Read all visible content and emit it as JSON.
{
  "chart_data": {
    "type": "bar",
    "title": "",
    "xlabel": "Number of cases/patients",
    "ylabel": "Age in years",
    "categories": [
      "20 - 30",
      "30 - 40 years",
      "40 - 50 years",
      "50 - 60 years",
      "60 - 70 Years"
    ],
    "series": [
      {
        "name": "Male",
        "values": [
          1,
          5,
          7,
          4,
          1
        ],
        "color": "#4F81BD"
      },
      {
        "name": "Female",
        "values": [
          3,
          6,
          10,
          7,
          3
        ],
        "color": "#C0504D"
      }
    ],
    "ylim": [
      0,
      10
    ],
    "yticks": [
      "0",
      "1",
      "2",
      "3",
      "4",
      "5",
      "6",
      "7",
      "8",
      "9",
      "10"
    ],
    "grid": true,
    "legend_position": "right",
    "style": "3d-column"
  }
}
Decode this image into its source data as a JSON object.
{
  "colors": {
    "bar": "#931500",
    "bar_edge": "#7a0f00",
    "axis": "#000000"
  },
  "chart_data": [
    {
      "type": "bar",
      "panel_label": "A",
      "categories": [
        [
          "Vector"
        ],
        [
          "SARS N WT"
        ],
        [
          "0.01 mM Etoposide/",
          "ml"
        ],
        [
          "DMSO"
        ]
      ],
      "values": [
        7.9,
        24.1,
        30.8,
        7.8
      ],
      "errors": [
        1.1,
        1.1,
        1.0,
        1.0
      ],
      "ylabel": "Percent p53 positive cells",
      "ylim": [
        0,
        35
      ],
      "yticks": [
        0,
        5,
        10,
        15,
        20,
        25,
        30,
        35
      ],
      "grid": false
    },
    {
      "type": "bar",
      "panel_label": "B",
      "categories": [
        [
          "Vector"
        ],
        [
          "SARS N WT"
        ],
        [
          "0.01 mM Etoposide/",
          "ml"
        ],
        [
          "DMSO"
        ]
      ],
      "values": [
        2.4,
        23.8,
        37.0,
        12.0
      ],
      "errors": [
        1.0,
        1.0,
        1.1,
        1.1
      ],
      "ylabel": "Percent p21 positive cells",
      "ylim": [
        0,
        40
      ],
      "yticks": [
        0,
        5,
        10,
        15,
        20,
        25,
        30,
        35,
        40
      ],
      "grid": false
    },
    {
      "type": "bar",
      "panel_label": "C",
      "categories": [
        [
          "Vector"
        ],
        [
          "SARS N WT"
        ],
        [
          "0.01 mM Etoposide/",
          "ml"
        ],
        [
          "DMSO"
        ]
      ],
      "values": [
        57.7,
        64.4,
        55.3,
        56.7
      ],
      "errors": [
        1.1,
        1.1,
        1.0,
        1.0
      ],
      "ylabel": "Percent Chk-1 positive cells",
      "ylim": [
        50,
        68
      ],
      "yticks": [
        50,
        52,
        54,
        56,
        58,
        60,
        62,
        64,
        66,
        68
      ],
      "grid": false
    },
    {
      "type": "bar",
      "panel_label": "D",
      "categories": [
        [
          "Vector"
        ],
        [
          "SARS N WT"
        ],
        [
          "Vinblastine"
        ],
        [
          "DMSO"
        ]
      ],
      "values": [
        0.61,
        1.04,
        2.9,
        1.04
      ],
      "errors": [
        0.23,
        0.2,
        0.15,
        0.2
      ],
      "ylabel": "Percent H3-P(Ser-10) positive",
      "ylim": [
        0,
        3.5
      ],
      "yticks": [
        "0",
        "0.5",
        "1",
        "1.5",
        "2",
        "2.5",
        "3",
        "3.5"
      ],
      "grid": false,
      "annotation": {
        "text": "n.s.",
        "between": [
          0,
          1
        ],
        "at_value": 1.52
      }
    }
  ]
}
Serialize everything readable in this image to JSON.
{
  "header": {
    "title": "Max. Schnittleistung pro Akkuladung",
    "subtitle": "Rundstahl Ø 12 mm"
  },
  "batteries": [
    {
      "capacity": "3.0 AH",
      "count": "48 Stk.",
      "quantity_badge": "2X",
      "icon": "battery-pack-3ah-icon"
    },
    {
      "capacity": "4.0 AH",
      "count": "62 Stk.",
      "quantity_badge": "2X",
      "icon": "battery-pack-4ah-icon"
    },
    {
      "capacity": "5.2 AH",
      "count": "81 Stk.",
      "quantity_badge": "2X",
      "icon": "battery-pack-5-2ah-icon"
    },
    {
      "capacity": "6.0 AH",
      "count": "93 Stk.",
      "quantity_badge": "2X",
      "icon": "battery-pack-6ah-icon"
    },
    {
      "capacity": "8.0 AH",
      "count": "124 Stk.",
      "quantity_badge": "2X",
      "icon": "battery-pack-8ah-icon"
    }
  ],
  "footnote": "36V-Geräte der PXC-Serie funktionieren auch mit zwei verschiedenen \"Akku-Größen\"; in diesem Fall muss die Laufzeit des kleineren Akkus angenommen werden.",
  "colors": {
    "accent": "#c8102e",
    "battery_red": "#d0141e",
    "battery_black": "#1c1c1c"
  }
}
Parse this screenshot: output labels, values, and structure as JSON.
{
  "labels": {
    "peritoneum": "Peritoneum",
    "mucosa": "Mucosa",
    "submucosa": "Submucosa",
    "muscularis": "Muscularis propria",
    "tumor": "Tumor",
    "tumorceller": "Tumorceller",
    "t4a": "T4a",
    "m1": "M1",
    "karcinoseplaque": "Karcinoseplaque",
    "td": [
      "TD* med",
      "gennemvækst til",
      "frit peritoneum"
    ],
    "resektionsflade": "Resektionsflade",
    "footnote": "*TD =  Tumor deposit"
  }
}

═══

- [What is required] Line by line, give the material above again exactly.

- [Exercise answer]
Read all visible content and emit it as JSON.
{
  "chart_data": {
    "type": "bar",
    "title": "",
    "xlabel": "Number of cases/patients",
    "ylabel": "Age in years",
    "categories": [
      "20 - 30",
      "30 - 40 years",
      "40 - 50 years",
      "50 - 60 years",
      "60 - 70 Years"
    ],
    "series": [
      {
        "name": "Male",
        "values": [
          1,
          5,
          7,
          4,
          1
        ],
        "color": "#4F81BD"
      },
      {
        "name": "Female",
        "values": [
          3,
          6,
          10,
          7,
          3
        ],
        "color": "#C0504D"
      }
    ],
    "ylim": [
      0,
      10
    ],
    "yticks": [
      "0",
      "1",
      "2",
      "3",
      "4",
      "5",
      "6",
      "7",
      "8",
      "9",
      "10"
    ],
    "grid": true,
    "legend_position": "right",
    "style": "3d-column"
  }
}
Decode this image into its source data as a JSON object.
{
  "colors": {
    "bar": "#931500",
    "bar_edge": "#7a0f00",
    "axis": "#000000"
  },
  "chart_data": [
    {
      "type": "bar",
      "panel_label": "A",
      "categories": [
        [
          "Vector"
        ],
        [
          "SARS N WT"
        ],
        [
          "0.01 mM Etoposide/",
          "ml"
        ],
        [
          "DMSO"
        ]
      ],
      "values": [
        7.9,
        24.1,
        30.8,
        7.8
      ],
      "errors": [
        1.1,
        1.1,
        1.0,
        1.0
      ],
      "ylabel": "Percent p53 positive cells",
      "ylim": [
        0,
        35
      ],
      "yticks": [
        0,
        5,
        10,
        15,
        20,
        25,
        30,
        35
      ],
      "grid": false
    },
    {
      "type": "bar",
      "panel_label": "B",
      "categories": [
        [
          "Vector"
        ],
        [
          "SARS N WT"
        ],
        [
          "0.01 mM Etoposide/",
          "ml"
        ],
        [
          "DMSO"
        ]
      ],
      "values": [
        2.4,
        23.8,
        37.0,
        12.0
      ],
      "errors": [
        1.0,
        1.0,
        1.1,
        1.1
      ],
      "ylabel": "Percent p21 positive cells",
      "ylim": [
        0,
        40
      ],
      "yticks": [
        0,
        5,
        10,
        15,
        20,
        25,
        30,
        35,
        40
      ],
      "grid": false
    },
    {
      "type": "bar",
      "panel_label": "C",
      "categories": [
        [
          "Vector"
        ],
        [
          "SARS N WT"
        ],
        [
          "0.01 mM Etoposide/",
          "ml"
        ],
        [
          "DMSO"
        ]
      ],
      "values": [
        57.7,
        64.4,
        55.3,
        56.7
      ],
      "errors": [
        1.1,
        1.1,
        1.0,
        1.0
      ],
      "ylabel": "Percent Chk-1 positive cells",
      "ylim": [
        50,
        68
      ],
      "yticks": [
        50,
        52,
        54,
        56,
        58,
        60,
        62,
        64,
        66,
        68
      ],
      "grid": false
    },
    {
      "type": "bar",
      "panel_label": "D",
      "categories": [
        [
          "Vector"
        ],
        [
          "SARS N WT"
        ],
        [
          "Vinblastine"
        ],
        [
          "DMSO"
        ]
      ],
      "values": [
        0.61,
        1.04,
        2.9,
        1.04
      ],
      "errors": [
        0.23,
        0.2,
        0.15,
        0.2
      ],
      "ylabel": "Percent H3-P(Ser-10) positive",
      "ylim": [
        0,
        3.5
      ],
      "yticks": [
        "0",
        "0.5",
        "1",
        "1.5",
        "2",
        "2.5",
        "3",
        "3.5"
      ],
      "grid": false,
      "annotation": {
        "text": "n.s.",
        "between": [
          0,
          1
        ],
        "at_value": 1.52
      }
    }
  ]
}
Serialize everything readable in this image to JSON.
{
  "header": {
    "title": "Max. Schnittleistung pro Akkuladung",
    "subtitle": "Rundstahl Ø 12 mm"
  },
  "batteries": [
    {
      "capacity": "3.0 AH",
      "count": "48 Stk.",
      "quantity_badge": "2X",
      "icon": "battery-pack-3ah-icon"
    },
    {
      "capacity": "4.0 AH",
      "count": "62 Stk.",
      "quantity_badge": "2X",
      "icon": "battery-pack-4ah-icon"
    },
    {
      "capacity": "5.2 AH",
      "count": "81 Stk.",
      "quantity_badge": "2X",
      "icon": "battery-pack-5-2ah-icon"
    },
    {
      "capacity": "6.0 AH",
      "count": "93 Stk.",
      "quantity_badge": "2X",
      "icon": "battery-pack-6ah-icon"
    },
    {
      "capacity": "8.0 AH",
      "count": "124 Stk.",
      "quantity_badge": "2X",
      "icon": "battery-pack-8ah-icon"
    }
  ],
  "footnote": "36V-Geräte der PXC-Serie funktionieren auch mit zwei verschiedenen \"Akku-Größen\"; in diesem Fall muss die Laufzeit des kleineren Akkus angenommen werden.",
  "colors": {
    "accent": "#c8102e",
    "battery_red": "#d0141e",
    "battery_black": "#1c1c1c"
  }
}
Parse this screenshot: output labels, values, and structure as JSON.
{
  "labels": {
    "peritoneum": "Peritoneum",
    "mucosa": "Mucosa",
    "submucosa": "Submucosa",
    "muscularis": "Muscularis propria",
    "tumor": "Tumor",
    "tumorceller": "Tumorceller",
    "t4a": "T4a",
    "m1": "M1",
    "karcinoseplaque": "Karcinoseplaque",
    "td": [
      "TD* med",
      "gennemvækst til",
      "frit peritoneum"
    ],
    "resektionsflade": "Resektionsflade",
    "footnote": "*TD =  Tumor deposit"
  }
}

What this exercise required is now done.